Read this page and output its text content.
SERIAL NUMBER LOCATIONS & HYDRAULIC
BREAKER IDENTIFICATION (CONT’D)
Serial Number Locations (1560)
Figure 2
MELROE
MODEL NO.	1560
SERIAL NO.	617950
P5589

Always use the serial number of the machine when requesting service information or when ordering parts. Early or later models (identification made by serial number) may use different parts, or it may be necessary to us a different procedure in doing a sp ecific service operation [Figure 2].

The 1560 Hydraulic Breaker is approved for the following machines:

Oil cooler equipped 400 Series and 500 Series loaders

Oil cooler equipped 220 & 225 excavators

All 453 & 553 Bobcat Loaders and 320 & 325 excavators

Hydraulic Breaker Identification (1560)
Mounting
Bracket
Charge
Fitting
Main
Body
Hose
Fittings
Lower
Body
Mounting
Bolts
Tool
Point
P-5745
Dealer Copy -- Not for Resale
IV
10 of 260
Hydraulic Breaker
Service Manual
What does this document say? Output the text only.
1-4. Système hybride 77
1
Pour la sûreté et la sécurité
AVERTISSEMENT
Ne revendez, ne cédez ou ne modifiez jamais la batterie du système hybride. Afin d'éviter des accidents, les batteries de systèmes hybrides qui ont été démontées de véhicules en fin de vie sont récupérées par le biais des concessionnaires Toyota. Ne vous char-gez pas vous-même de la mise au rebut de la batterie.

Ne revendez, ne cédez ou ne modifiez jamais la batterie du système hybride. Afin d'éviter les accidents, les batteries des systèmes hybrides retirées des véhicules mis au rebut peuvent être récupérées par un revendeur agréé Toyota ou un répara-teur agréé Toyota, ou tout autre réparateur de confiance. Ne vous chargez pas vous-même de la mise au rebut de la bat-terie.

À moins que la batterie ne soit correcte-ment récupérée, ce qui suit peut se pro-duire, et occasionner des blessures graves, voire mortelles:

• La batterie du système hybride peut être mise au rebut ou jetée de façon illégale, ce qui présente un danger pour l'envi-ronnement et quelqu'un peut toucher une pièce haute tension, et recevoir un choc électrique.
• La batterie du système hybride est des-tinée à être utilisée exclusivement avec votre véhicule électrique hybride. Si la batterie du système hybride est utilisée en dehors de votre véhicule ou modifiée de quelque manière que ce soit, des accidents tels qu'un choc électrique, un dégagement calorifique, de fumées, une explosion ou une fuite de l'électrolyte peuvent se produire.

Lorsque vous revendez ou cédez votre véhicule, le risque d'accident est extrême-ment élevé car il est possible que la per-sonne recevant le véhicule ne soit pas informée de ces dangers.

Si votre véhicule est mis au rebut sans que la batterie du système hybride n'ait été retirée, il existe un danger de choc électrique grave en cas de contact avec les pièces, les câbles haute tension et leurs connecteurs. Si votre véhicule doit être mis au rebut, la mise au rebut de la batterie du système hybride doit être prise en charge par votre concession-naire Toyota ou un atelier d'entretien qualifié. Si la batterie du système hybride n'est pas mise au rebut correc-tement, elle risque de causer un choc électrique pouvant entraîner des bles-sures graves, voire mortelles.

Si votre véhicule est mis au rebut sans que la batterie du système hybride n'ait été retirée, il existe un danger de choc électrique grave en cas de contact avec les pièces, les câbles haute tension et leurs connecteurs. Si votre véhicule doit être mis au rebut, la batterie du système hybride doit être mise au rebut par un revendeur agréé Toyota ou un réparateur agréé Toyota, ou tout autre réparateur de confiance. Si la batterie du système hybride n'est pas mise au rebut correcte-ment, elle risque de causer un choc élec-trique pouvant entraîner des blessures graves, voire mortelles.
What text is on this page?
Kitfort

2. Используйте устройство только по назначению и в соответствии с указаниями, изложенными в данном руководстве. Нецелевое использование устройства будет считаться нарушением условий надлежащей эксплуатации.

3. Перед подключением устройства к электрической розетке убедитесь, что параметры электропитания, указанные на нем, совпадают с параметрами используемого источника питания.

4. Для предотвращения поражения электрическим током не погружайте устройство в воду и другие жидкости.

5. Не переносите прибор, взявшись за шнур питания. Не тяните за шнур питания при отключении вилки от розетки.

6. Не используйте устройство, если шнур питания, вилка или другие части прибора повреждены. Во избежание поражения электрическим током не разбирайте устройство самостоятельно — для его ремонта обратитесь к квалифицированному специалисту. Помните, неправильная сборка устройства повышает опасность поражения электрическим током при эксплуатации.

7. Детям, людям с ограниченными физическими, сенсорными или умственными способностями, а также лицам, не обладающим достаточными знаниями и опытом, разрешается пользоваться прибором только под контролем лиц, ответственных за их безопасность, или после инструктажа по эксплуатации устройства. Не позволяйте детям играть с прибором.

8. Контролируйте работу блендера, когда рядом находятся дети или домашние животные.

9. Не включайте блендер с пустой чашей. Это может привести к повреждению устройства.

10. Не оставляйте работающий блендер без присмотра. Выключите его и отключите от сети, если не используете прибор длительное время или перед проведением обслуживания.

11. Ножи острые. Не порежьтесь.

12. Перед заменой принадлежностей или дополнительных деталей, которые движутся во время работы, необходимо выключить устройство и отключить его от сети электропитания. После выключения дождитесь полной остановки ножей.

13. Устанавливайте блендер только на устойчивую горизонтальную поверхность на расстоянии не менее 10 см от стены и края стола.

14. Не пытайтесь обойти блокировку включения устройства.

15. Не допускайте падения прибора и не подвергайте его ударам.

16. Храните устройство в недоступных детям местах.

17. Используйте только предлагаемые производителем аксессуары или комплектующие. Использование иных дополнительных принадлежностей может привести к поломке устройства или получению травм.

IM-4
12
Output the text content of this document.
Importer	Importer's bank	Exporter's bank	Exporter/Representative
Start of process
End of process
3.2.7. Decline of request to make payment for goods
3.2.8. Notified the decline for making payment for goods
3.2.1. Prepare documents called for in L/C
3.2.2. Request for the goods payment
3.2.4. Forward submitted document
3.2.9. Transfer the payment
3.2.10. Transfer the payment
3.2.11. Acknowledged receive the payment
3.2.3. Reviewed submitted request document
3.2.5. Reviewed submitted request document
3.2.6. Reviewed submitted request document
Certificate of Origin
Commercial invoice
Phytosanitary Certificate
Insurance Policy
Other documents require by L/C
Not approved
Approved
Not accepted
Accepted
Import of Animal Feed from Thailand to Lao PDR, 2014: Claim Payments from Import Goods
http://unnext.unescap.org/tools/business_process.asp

**Written exercise:**
All of the entries must be quoted exactly; please include each one.

**Written reply:**
Read this page and output its text content.
SERIAL NUMBER LOCATIONS & HYDRAULIC
BREAKER IDENTIFICATION (CONT’D)
Serial Number Locations (1560)
Figure 2
MELROE
MODEL NO.	1560
SERIAL NO.	617950
P5589

Always use the serial number of the machine when requesting service information or when ordering parts. Early or later models (identification made by serial number) may use different parts, or it may be necessary to us a different procedure in doing a sp ecific service operation [Figure 2].

The 1560 Hydraulic Breaker is approved for the following machines:

Oil cooler equipped 400 Series and 500 Series loaders

Oil cooler equipped 220 & 225 excavators

All 453 & 553 Bobcat Loaders and 320 & 325 excavators

Hydraulic Breaker Identification (1560)
Mounting
Bracket
Charge
Fitting
Main
Body
Hose
Fittings
Lower
Body
Mounting
Bolts
Tool
Point
P-5745
Dealer Copy -- Not for Resale
IV
10 of 260
Hydraulic Breaker
Service Manual
What does this document say? Output the text only.
1-4. Système hybride 77
1
Pour la sûreté et la sécurité
AVERTISSEMENT
Ne revendez, ne cédez ou ne modifiez jamais la batterie du système hybride. Afin d'éviter des accidents, les batteries de systèmes hybrides qui ont été démontées de véhicules en fin de vie sont récupérées par le biais des concessionnaires Toyota. Ne vous char-gez pas vous-même de la mise au rebut de la batterie.

Ne revendez, ne cédez ou ne modifiez jamais la batterie du système hybride. Afin d'éviter les accidents, les batteries des systèmes hybrides retirées des véhicules mis au rebut peuvent être récupérées par un revendeur agréé Toyota ou un répara-teur agréé Toyota, ou tout autre réparateur de confiance. Ne vous chargez pas vous-même de la mise au rebut de la bat-terie.

À moins que la batterie ne soit correcte-ment récupérée, ce qui suit peut se pro-duire, et occasionner des blessures graves, voire mortelles:

• La batterie du système hybride peut être mise au rebut ou jetée de façon illégale, ce qui présente un danger pour l'envi-ronnement et quelqu'un peut toucher une pièce haute tension, et recevoir un choc électrique.
• La batterie du système hybride est des-tinée à être utilisée exclusivement avec votre véhicule électrique hybride. Si la batterie du système hybride est utilisée en dehors de votre véhicule ou modifiée de quelque manière que ce soit, des accidents tels qu'un choc électrique, un dégagement calorifique, de fumées, une explosion ou une fuite de l'électrolyte peuvent se produire.

Lorsque vous revendez ou cédez votre véhicule, le risque d'accident est extrême-ment élevé car il est possible que la per-sonne recevant le véhicule ne soit pas informée de ces dangers.

Si votre véhicule est mis au rebut sans que la batterie du système hybride n'ait été retirée, il existe un danger de choc électrique grave en cas de contact avec les pièces, les câbles haute tension et leurs connecteurs. Si votre véhicule doit être mis au rebut, la mise au rebut de la batterie du système hybride doit être prise en charge par votre concession-naire Toyota ou un atelier d'entretien qualifié. Si la batterie du système hybride n'est pas mise au rebut correc-tement, elle risque de causer un choc électrique pouvant entraîner des bles-sures graves, voire mortelles.

Si votre véhicule est mis au rebut sans que la batterie du système hybride n'ait été retirée, il existe un danger de choc électrique grave en cas de contact avec les pièces, les câbles haute tension et leurs connecteurs. Si votre véhicule doit être mis au rebut, la batterie du système hybride doit être mise au rebut par un revendeur agréé Toyota ou un réparateur agréé Toyota, ou tout autre réparateur de confiance. Si la batterie du système hybride n'est pas mise au rebut correcte-ment, elle risque de causer un choc élec-trique pouvant entraîner des blessures graves, voire mortelles.
What text is on this page?
Kitfort

2. Используйте устройство только по назначению и в соответствии с указаниями, изложенными в данном руководстве. Нецелевое использование устройства будет считаться нарушением условий надлежащей эксплуатации.

3. Перед подключением устройства к электрической розетке убедитесь, что параметры электропитания, указанные на нем, совпадают с параметрами используемого источника питания.

4. Для предотвращения поражения электрическим током не погружайте устройство в воду и другие жидкости.

5. Не переносите прибор, взявшись за шнур питания. Не тяните за шнур питания при отключении вилки от розетки.

6. Не используйте устройство, если шнур питания, вилка или другие части прибора повреждены. Во избежание поражения электрическим током не разбирайте устройство самостоятельно — для его ремонта обратитесь к квалифицированному специалисту. Помните, неправильная сборка устройства повышает опасность поражения электрическим током при эксплуатации.

7. Детям, людям с ограниченными физическими, сенсорными или умственными способностями, а также лицам, не обладающим достаточными знаниями и опытом, разрешается пользоваться прибором только под контролем лиц, ответственных за их безопасность, или после инструктажа по эксплуатации устройства. Не позволяйте детям играть с прибором.

8. Контролируйте работу блендера, когда рядом находятся дети или домашние животные.

9. Не включайте блендер с пустой чашей. Это может привести к повреждению устройства.

10. Не оставляйте работающий блендер без присмотра. Выключите его и отключите от сети, если не используете прибор длительное время или перед проведением обслуживания.

11. Ножи острые. Не порежьтесь.

12. Перед заменой принадлежностей или дополнительных деталей, которые движутся во время работы, необходимо выключить устройство и отключить его от сети электропитания. После выключения дождитесь полной остановки ножей.

13. Устанавливайте блендер только на устойчивую горизонтальную поверхность на расстоянии не менее 10 см от стены и края стола.

14. Не пытайтесь обойти блокировку включения устройства.

15. Не допускайте падения прибора и не подвергайте его ударам.

16. Храните устройство в недоступных детям местах.

17. Используйте только предлагаемые производителем аксессуары или комплектующие. Использование иных дополнительных принадлежностей может привести к поломке устройства или получению травм.

IM-4
12
Output the text content of this document.
Importer	Importer's bank	Exporter's bank	Exporter/Representative
Start of process
End of process
3.2.7. Decline of request to make payment for goods
3.2.8. Notified the decline for making payment for goods
3.2.1. Prepare documents called for in L/C
3.2.2. Request for the goods payment
3.2.4. Forward submitted document
3.2.9. Transfer the payment
3.2.10. Transfer the payment
3.2.11. Acknowledged receive the payment
3.2.3. Reviewed submitted request document
3.2.5. Reviewed submitted request document
3.2.6. Reviewed submitted request document
Certificate of Origin
Commercial invoice
Phytosanitary Certificate
Insurance Policy
Other documents require by L/C
Not approved
Approved
Not accepted
Accepted
Import of Animal Feed from Thailand to Lao PDR, 2014: Claim Payments from Import Goods
http://unnext.unescap.org/tools/business_process.asp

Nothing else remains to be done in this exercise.